Source excerpt:
>> Begin

- Born: Charles William Porter
- Genres: Jazz, classical
- Occupations: Musician, bandleader, composer, Music educator
- Instrument: Trumpet
- Years active: 1996-present
- Labels: Origin Records, PHP Records
- Website: Official website

= Charlie Porter (trumpeter) =

American trumpeter and composer

Charles William Porter (born May 10, 1978) known professionally as Charlie Porter is an American trumpeter, composer and music educator based in Portland, Oregon. Porter has been awarded a Grammy Award at the 62nd Annual Grammy Awards for his collaboration on the album Songplay, in 2020. He has recorded many albums as a side musician, and has released two albums as a leader.

>> End

Data section:
>> Begin

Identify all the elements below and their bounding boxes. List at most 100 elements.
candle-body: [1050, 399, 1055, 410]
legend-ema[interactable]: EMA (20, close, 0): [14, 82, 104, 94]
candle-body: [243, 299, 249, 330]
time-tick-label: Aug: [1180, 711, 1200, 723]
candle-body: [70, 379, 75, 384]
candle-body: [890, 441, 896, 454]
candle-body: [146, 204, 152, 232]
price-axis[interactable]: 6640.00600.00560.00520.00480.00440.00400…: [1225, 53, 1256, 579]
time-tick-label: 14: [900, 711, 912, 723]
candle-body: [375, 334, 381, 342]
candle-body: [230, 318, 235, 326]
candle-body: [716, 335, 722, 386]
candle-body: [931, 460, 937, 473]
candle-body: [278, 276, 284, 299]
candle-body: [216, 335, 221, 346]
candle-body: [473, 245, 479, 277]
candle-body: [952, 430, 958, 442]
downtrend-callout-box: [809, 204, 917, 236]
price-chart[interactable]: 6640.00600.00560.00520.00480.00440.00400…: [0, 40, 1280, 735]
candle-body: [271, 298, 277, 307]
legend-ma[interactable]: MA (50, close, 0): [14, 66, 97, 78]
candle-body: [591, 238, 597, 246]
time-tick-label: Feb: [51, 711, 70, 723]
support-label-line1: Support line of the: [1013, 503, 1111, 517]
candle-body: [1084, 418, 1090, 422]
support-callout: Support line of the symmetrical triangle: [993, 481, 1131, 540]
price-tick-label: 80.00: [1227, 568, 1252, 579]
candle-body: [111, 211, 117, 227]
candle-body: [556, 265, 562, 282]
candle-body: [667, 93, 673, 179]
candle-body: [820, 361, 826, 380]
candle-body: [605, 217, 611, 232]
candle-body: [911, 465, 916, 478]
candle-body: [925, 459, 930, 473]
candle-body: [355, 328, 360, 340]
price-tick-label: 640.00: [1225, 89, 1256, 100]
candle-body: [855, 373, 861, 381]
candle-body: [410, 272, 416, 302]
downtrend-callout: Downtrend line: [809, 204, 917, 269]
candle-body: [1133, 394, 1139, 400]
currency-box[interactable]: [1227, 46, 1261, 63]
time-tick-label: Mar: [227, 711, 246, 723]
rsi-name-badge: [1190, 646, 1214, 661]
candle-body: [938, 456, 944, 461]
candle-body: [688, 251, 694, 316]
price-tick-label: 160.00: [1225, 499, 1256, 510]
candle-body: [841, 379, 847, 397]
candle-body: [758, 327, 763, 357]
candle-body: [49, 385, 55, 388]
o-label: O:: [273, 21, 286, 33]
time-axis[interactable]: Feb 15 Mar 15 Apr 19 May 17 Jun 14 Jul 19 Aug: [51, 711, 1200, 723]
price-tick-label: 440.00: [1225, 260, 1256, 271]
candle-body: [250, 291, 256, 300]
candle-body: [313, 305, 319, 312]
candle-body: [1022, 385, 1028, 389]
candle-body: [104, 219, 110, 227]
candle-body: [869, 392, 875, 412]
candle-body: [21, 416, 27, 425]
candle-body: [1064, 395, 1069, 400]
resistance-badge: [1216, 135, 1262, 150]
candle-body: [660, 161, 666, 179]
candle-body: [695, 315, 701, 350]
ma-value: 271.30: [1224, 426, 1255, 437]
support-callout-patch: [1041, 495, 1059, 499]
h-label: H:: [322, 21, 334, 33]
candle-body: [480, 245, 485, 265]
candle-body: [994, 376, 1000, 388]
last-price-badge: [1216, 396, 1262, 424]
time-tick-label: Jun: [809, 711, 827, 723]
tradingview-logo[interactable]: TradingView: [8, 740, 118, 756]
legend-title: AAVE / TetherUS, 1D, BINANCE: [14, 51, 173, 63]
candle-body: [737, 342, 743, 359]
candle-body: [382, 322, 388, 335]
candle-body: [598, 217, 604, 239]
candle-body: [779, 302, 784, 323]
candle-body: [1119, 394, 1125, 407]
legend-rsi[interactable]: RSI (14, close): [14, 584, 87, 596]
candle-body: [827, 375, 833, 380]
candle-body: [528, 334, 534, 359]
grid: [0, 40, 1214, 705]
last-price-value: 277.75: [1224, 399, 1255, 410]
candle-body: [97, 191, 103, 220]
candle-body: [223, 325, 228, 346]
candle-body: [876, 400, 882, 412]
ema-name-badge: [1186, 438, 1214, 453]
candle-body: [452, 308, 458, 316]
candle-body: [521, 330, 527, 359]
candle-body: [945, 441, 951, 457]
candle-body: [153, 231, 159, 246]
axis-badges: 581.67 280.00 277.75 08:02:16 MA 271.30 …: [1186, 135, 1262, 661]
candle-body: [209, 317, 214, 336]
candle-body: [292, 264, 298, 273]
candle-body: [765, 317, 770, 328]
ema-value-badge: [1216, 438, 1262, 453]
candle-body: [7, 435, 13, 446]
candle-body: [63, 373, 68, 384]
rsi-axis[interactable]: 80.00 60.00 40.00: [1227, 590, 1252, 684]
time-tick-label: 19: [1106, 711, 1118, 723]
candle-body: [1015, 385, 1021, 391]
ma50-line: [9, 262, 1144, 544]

>> End

To be done:
- 1) Check each statement against the Charlie Porter biography. Answer yes or no and quote the deciding words. (a) Porter is based in Portland, Oregon. (b) Porter has released three albums as a leader. (c) Porter's Grammy came at the 62nd Annual Grammy Awards.
- 2) According to the Charlie Porter biography, on which album was the collaboration that earned Porter his Grammy Award?
- 3) Carry on the Charlie Porter biography from its last sentence.

Answer set:
- 1)
(a) Yes: "based in Portland, Oregon"
(b) No: "has released two albums as a leader"
(c) Yes: "awarded a Grammy Award at the 62nd Annual Grammy Awards"

- 2) Songplay

- 3)
== Biography ==
Charlie Porter was born in Boynton Beach, Florida. He studied trumpet at the Dreyfoos School of the Arts, The Juilliard School, Manhattan School of Music and was a Fulbright Scholar at the Paris Conservatory, conservatoire à rayonnement régional de Paris. His mentors include Wynton Marsalis, Mark Gould, Raymond Mase, Guy Touvron, and Laurie Frink.

== Career ==
Porter started in the New York jazz scene in the 1990s while studying classical music under the trumpeter and composer Wynton Marsalis at the Juilliard School.
He is a long-standing member of the Absolute Ensemble, directed by Kristjan Järvi, with which he has recorded nine albums, one of which Absolution was nominated for a Grammy Award in 2002, and another Mix, Bach Reinvented which won the coveted German Critics Award in 2000.
Porter is currently known to be a frequent member of several ensembles, including the Charlie Porter Quintet, The Alan Jones Sextet and the Chuck Israels Jazz Orchestra. He has toured as both a band-leader and a side-man as both a jazz and classical musician, as well as acting in the soloist and chamber music scene.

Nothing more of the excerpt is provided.